§ **The problem**
Lines containing the string "text" are to be counted; report the number and nothing more.

§ **Records to use**
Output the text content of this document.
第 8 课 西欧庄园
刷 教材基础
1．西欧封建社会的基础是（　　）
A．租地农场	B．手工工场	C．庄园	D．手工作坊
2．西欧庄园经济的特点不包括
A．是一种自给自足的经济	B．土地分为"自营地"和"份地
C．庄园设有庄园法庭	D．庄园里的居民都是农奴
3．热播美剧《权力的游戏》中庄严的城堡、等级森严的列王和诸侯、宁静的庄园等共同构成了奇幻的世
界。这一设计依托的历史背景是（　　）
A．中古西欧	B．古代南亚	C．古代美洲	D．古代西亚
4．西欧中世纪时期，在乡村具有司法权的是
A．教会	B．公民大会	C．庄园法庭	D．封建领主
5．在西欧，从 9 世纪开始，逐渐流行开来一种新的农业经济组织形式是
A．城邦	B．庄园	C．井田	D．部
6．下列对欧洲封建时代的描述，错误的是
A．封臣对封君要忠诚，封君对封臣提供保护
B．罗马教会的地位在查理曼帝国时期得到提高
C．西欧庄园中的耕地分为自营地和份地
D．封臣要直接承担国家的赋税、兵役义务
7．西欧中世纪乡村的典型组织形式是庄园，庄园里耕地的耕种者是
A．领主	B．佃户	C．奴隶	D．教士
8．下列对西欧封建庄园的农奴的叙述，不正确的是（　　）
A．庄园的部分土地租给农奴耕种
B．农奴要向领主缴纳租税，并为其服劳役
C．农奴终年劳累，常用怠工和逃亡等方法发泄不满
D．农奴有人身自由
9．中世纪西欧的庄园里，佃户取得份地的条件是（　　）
--
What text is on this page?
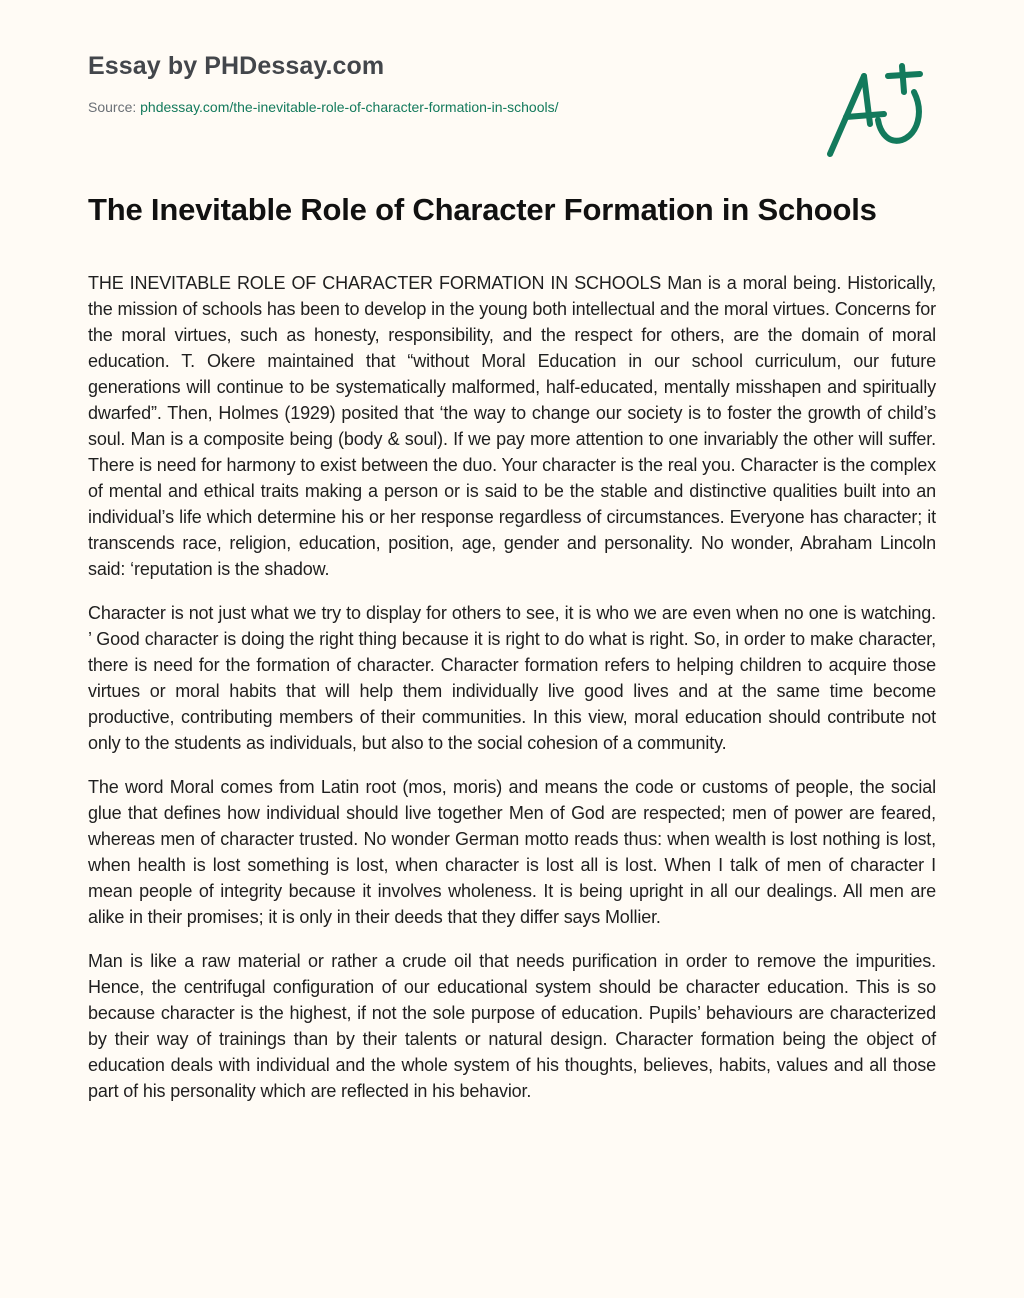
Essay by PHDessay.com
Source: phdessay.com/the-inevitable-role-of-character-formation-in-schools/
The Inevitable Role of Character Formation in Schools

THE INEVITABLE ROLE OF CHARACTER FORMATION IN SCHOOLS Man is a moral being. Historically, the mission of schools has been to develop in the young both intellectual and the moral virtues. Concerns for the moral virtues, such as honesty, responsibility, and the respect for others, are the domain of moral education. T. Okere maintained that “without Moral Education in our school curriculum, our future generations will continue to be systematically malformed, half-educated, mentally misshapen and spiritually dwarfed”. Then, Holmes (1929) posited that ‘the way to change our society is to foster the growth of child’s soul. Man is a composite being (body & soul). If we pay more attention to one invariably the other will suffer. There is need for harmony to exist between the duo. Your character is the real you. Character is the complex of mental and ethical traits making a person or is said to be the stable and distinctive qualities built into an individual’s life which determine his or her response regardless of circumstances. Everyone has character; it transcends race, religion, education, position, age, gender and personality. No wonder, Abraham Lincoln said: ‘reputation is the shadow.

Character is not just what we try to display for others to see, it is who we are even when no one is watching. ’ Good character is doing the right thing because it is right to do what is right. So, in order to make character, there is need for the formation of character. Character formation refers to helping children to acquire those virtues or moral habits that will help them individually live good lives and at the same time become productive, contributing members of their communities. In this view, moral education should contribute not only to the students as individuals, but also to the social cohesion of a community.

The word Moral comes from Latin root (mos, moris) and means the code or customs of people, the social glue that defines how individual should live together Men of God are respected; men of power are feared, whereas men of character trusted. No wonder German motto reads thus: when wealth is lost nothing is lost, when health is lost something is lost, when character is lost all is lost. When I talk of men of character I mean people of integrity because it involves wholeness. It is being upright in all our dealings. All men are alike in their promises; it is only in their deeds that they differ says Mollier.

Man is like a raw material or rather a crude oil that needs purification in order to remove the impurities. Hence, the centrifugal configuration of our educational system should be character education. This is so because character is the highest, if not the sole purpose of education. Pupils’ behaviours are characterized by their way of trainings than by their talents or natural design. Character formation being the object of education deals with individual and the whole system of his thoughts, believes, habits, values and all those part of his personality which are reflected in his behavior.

§ **The solution**
2